_Your instructions_.
Look through the material and copy each line holding "this".

_Stored items_.

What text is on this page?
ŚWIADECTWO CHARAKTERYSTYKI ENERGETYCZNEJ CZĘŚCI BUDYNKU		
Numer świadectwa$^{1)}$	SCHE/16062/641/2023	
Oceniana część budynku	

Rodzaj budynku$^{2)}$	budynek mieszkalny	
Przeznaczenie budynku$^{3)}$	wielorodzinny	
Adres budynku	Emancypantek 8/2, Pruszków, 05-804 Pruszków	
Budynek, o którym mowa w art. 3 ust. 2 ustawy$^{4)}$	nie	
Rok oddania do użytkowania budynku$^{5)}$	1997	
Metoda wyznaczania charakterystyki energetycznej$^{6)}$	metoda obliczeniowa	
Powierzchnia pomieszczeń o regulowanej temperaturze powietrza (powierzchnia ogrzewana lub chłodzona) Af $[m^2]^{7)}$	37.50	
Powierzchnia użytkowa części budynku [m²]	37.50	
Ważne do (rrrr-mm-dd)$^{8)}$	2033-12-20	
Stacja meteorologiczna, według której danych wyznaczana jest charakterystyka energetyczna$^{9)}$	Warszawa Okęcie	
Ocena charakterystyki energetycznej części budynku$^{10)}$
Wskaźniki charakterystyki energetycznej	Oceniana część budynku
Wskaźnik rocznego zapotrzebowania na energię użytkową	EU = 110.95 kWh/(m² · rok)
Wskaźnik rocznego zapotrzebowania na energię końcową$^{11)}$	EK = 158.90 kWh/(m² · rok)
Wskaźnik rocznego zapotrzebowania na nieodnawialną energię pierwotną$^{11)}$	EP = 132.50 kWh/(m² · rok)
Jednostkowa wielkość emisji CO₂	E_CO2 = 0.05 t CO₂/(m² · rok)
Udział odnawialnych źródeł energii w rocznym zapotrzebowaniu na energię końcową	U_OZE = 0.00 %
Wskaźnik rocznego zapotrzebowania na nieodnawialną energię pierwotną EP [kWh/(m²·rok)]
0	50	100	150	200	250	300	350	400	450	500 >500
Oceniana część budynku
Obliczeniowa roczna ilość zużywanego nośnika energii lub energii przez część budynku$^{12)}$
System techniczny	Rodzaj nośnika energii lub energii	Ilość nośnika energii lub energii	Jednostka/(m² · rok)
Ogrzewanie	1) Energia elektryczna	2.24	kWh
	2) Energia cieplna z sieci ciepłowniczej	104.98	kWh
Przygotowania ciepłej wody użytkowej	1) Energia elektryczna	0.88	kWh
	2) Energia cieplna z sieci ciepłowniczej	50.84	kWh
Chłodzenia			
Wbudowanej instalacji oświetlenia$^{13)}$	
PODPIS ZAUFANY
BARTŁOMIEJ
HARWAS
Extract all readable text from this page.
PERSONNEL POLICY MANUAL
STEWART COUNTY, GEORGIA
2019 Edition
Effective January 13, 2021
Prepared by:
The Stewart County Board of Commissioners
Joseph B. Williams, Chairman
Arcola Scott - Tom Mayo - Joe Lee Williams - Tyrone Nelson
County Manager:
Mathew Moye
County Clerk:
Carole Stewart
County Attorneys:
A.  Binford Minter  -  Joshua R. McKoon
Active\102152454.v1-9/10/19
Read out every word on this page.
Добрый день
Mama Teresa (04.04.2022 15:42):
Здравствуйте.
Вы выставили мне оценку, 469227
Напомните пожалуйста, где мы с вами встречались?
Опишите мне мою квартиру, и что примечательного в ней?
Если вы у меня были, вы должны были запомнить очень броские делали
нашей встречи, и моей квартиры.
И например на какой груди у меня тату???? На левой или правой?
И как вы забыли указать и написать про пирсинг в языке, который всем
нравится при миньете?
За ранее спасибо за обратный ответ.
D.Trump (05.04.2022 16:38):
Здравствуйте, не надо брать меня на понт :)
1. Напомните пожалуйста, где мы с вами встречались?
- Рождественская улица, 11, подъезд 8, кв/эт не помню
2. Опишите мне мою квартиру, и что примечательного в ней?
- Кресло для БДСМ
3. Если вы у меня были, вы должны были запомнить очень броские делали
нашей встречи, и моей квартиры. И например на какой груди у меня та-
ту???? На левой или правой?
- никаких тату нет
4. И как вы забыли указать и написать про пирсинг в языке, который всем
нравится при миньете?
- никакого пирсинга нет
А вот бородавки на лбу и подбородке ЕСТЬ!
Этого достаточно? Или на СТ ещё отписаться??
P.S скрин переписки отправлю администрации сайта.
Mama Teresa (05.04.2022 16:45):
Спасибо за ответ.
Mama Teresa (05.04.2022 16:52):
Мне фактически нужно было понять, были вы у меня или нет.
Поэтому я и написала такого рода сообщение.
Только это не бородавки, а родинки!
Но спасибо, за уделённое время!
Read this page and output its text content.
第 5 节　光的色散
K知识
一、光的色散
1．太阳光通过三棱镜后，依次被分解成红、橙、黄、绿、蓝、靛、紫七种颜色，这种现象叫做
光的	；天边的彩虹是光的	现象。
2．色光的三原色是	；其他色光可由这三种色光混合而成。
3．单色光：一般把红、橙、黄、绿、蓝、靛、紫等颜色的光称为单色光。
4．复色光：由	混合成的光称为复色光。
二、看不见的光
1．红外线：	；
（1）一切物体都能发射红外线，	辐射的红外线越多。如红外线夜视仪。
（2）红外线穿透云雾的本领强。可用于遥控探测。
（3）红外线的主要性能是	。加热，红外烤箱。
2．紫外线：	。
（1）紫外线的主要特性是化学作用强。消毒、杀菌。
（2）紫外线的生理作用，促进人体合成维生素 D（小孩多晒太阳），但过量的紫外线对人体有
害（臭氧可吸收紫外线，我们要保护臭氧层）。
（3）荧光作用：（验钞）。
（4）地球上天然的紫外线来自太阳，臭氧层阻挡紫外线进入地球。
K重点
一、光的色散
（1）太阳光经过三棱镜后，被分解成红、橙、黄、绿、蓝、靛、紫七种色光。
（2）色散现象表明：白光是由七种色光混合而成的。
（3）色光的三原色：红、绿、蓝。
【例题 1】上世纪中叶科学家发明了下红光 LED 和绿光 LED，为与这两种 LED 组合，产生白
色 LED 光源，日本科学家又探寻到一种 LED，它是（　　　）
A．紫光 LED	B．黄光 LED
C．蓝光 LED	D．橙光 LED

_Reply_.
What text is on this page?
Extract all readable text from this page.
Read out every word on this page.
Read this page and output its text content.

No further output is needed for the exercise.